### The problem
Keep the wording of each record exactly the same when you repeat it, and leave out pictures.

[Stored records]
START

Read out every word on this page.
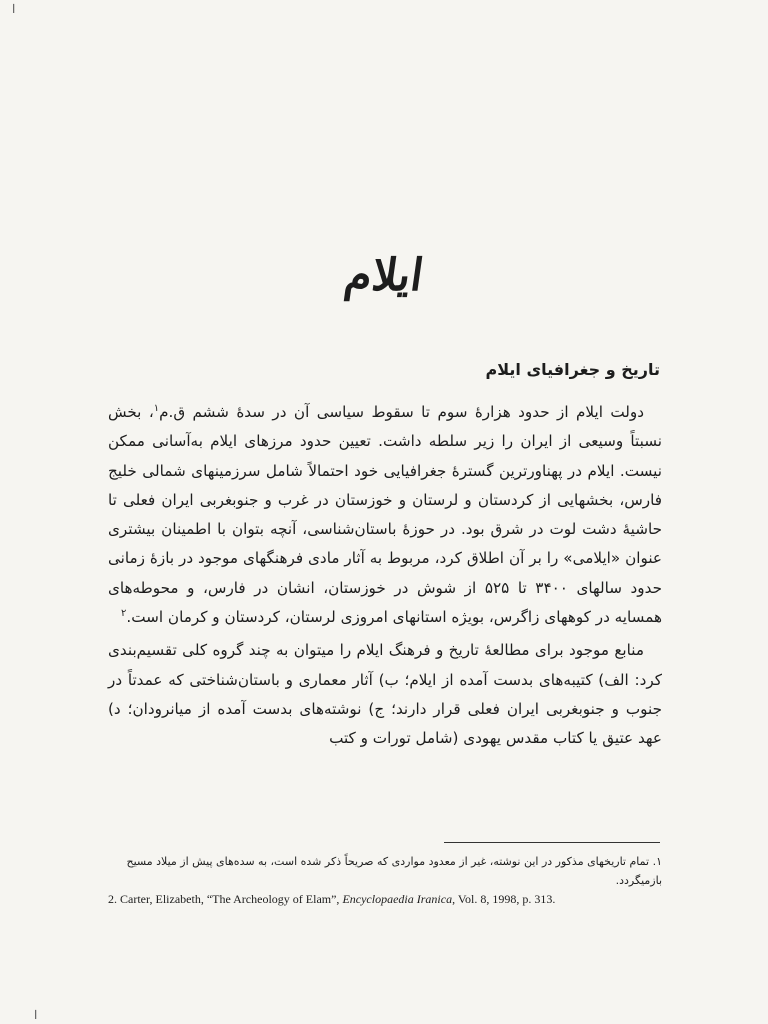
ا
ایلام
تاریخ و جغرافیای ایلام

دولت ایلام از حدود هزارهٔ سوم تا سقوط سیاسی آن در سدهٔ ششم ق.م$^۱$، بخش نسبتاً وسیعی از ایران را زیر سلطه داشت. تعیین حدود مرزهای ایلام به‌آسانی ممکن نیست. ایلام در پهناورترین گسترهٔ جغرافیایی خود احتمالاً شامل سرزمینهای شمالی خلیج فارس، بخشهایی از کردستان و لرستان و خوزستان در غرب و جنوبغربی ایران فعلی تا حاشیهٔ دشت لوت در شرق بود. در حوزهٔ باستان‌شناسی، آنچه بتوان با اطمینان بیشتری عنوان «ایلامی» را بر آن اطلاق کرد، مربوط به آثار مادی فرهنگهای موجود در بازهٔ زمانی حدود سالهای ۳۴۰۰ تا ۵۲۵ از شوش در خوزستان، انشان در فارس، و محوطه‌های همسایه در کوههای زاگرس، بویژه استانهای امروزی لرستان، کردستان و کرمان است.$^۲$

منابع موجود برای مطالعهٔ تاریخ و فرهنگ ایلام را میتوان به چند گروه کلی تقسیم‌بندی کرد: الف) کتیبه‌های بدست آمده از ایلام؛ ب) آثار معماری و باستان‌شناختی که عمدتاً در جنوب و جنوبغربی ایران فعلی قرار دارند؛ ج) نوشته‌های بدست آمده از میانرودان؛ د) عهد عتیق یا کتاب مقدس یهودی (شامل تورات و کتب

۱. تمام تاریخهای مذکور در این نوشته، غیر از معدود مواردی که صریحاً ذکر شده است، به سده‌های پیش از میلاد مسیح بازمیگردد.
2. Carter, Elizabeth, “The Archeology of Elam”, Encyclopaedia Iranica, Vol. 8, 1998, p. 313.
ا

END

### Output
Read out every word on this page.
ا
ایلام
تاریخ و جغرافیای ایلام

دولت ایلام از حدود هزارهٔ سوم تا سقوط سیاسی آن در سدهٔ ششم ق.م$^۱$، بخش نسبتاً وسیعی از ایران را زیر سلطه داشت. تعیین حدود مرزهای ایلام به‌آسانی ممکن نیست. ایلام در پهناورترین گسترهٔ جغرافیایی خود احتمالاً شامل سرزمینهای شمالی خلیج فارس، بخشهایی از کردستان و لرستان و خوزستان در غرب و جنوبغربی ایران فعلی تا حاشیهٔ دشت لوت در شرق بود. در حوزهٔ باستان‌شناسی، آنچه بتوان با اطمینان بیشتری عنوان «ایلامی» را بر آن اطلاق کرد، مربوط به آثار مادی فرهنگهای موجود در بازهٔ زمانی حدود سالهای ۳۴۰۰ تا ۵۲۵ از شوش در خوزستان، انشان در فارس، و محوطه‌های همسایه در کوههای زاگرس، بویژه استانهای امروزی لرستان، کردستان و کرمان است.$^۲$

منابع موجود برای مطالعهٔ تاریخ و فرهنگ ایلام را میتوان به چند گروه کلی تقسیم‌بندی کرد: الف) کتیبه‌های بدست آمده از ایلام؛ ب) آثار معماری و باستان‌شناختی که عمدتاً در جنوب و جنوبغربی ایران فعلی قرار دارند؛ ج) نوشته‌های بدست آمده از میانرودان؛ د) عهد عتیق یا کتاب مقدس یهودی (شامل تورات و کتب

۱. تمام تاریخهای مذکور در این نوشته، غیر از معدود مواردی که صریحاً ذکر شده است، به سده‌های پیش از میلاد مسیح بازمیگردد.
2. Carter, Elizabeth, “The Archeology of Elam”, Encyclopaedia Iranica, Vol. 8, 1998, p. 313.
ا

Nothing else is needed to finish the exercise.